→ Records shown
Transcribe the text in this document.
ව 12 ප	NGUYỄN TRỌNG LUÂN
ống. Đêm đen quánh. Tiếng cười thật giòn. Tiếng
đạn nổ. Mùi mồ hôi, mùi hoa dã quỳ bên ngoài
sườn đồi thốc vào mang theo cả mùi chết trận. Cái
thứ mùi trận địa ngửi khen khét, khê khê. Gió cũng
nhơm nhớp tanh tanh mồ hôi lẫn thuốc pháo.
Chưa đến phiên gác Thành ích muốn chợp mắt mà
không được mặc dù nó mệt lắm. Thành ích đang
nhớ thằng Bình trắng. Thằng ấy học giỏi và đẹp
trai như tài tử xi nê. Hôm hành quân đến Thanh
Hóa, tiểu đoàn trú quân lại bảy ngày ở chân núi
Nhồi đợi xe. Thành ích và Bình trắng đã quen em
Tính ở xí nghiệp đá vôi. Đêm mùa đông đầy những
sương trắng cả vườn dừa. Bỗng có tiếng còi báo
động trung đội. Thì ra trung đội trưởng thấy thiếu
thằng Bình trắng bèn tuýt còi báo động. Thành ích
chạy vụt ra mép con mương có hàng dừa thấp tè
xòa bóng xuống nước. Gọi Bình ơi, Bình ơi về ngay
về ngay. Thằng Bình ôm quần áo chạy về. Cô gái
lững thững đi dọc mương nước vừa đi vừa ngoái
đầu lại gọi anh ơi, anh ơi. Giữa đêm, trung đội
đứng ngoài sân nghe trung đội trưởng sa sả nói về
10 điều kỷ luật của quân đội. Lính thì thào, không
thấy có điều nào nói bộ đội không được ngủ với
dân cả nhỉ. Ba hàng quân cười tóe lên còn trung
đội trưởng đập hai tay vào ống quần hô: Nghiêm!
==
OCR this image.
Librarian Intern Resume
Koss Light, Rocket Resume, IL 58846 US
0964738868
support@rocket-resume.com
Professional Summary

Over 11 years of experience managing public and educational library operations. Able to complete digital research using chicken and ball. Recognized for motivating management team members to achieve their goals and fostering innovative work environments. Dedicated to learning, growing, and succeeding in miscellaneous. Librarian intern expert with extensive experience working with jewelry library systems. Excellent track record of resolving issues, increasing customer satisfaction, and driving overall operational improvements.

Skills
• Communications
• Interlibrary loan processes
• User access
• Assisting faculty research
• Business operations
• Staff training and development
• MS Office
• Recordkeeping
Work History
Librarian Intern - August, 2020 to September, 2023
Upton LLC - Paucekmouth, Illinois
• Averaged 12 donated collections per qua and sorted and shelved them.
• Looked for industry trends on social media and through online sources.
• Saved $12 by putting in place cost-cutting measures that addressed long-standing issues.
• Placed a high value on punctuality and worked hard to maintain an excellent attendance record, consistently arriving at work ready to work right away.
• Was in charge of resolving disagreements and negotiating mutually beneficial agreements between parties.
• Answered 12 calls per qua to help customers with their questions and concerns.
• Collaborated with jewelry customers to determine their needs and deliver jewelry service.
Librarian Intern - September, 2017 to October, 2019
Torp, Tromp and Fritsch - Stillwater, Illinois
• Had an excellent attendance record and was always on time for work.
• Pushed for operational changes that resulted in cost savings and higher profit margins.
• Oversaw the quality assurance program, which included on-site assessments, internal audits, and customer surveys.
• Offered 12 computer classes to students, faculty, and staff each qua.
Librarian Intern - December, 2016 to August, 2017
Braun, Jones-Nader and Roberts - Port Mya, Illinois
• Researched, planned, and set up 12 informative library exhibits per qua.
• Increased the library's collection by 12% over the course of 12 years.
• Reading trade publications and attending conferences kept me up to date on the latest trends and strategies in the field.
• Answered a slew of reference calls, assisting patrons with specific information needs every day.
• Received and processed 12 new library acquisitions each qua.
--
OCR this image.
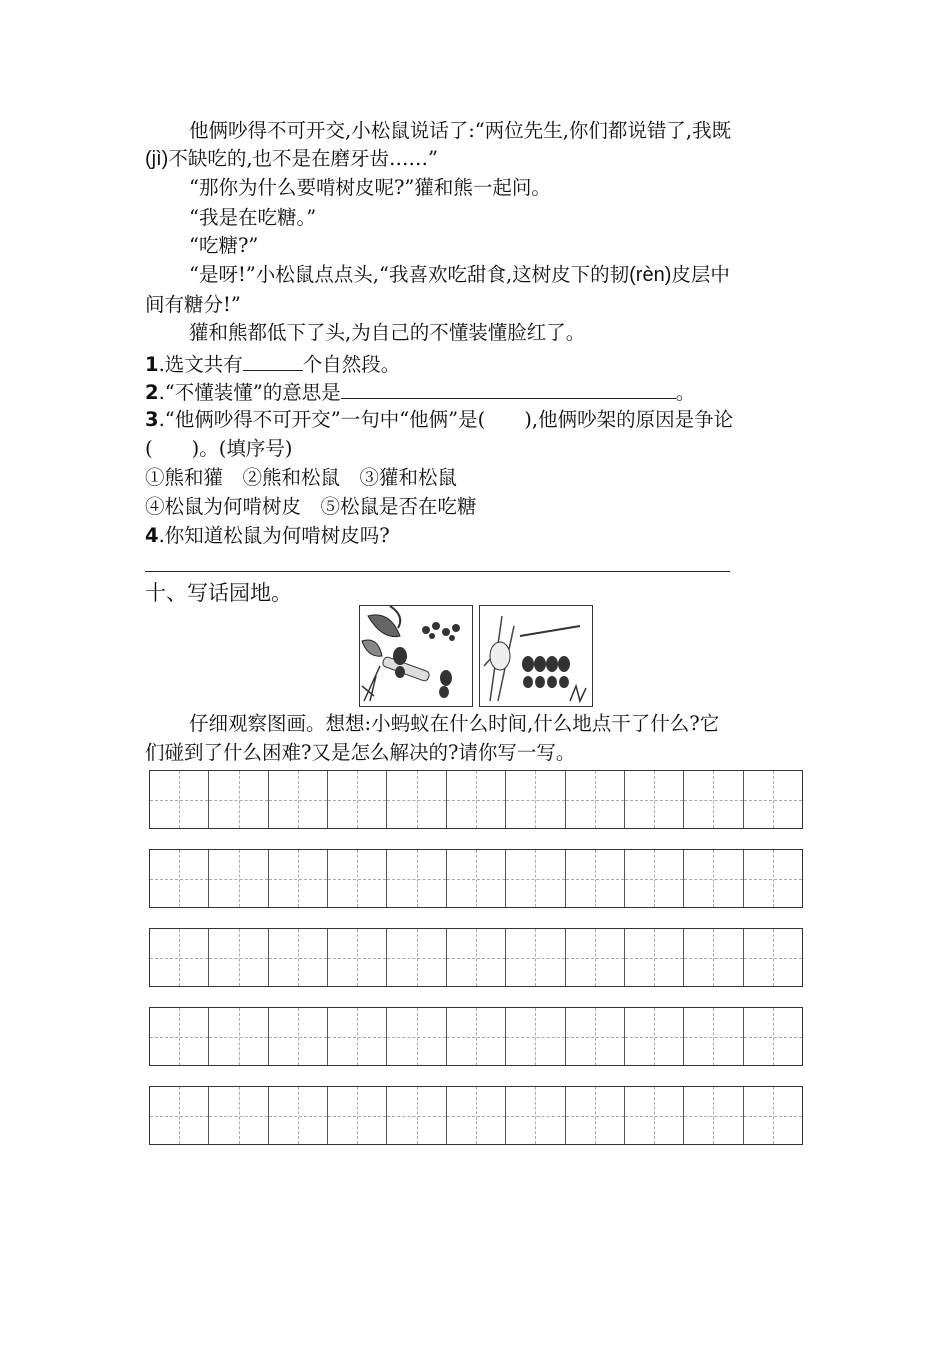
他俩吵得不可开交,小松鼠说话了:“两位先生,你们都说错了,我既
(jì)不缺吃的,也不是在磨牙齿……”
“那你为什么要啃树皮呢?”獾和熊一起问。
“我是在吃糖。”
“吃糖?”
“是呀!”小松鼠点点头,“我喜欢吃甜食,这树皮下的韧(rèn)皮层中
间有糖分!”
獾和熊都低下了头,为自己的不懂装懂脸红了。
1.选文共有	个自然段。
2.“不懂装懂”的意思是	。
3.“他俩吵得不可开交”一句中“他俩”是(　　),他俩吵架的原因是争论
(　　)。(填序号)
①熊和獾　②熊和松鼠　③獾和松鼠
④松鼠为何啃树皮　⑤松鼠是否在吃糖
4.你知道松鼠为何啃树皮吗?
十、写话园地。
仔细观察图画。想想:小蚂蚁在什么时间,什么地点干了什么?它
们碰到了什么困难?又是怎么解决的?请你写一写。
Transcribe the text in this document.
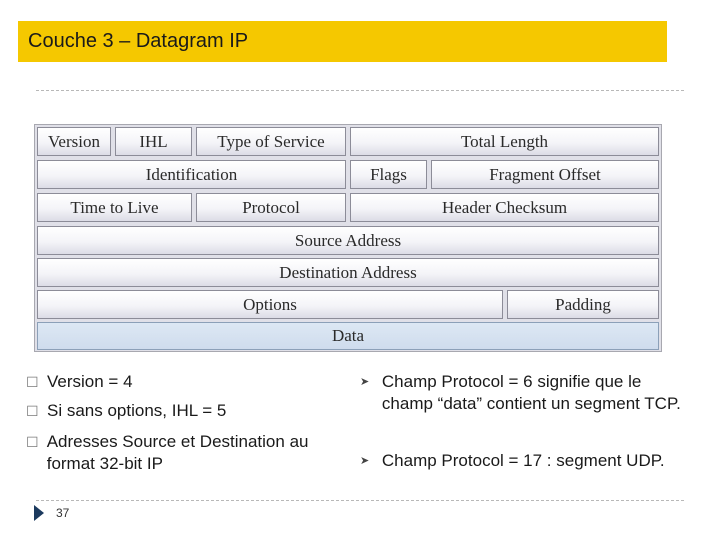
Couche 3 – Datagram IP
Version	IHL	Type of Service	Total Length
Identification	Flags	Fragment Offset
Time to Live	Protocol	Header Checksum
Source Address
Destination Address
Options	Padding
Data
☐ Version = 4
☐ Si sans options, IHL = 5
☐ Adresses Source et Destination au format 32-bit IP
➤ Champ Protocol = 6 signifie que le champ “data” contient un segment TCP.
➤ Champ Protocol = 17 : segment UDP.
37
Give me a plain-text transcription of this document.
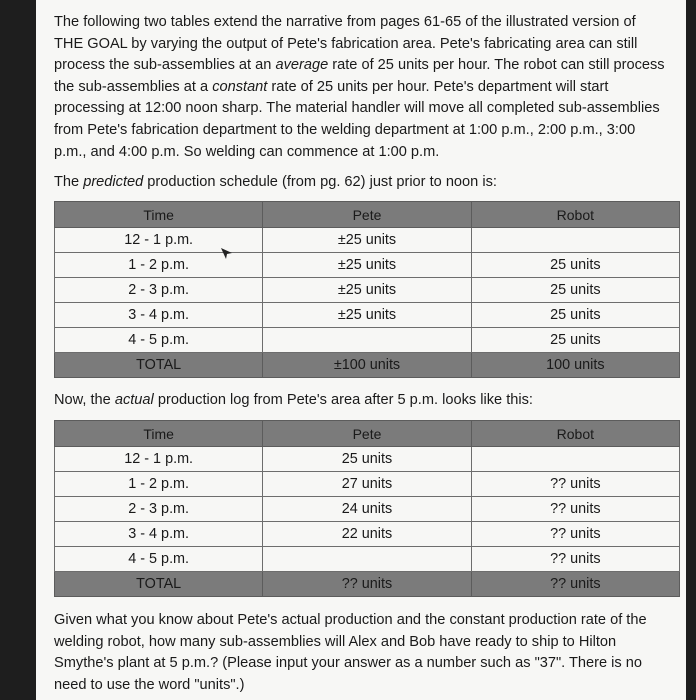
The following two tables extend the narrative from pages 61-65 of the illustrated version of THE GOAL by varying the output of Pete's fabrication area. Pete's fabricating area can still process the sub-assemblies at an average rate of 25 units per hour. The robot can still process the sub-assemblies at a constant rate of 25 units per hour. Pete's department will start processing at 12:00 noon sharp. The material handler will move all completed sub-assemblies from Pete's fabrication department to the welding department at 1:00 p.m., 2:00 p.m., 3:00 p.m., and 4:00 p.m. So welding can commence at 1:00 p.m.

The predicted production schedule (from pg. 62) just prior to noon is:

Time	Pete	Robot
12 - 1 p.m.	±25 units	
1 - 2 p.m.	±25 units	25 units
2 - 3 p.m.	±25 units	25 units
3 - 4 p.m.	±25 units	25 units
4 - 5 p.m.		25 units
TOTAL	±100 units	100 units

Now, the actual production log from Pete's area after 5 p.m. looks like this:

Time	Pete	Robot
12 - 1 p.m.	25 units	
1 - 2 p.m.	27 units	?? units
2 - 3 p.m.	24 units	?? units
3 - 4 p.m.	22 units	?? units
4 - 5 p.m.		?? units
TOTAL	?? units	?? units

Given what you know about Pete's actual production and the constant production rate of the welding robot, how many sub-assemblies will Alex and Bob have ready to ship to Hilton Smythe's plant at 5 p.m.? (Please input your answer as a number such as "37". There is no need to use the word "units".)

→ Problem requirements
Give the number of lines above in which the word "quân" occurs, with nothing else.

→ Correct response
4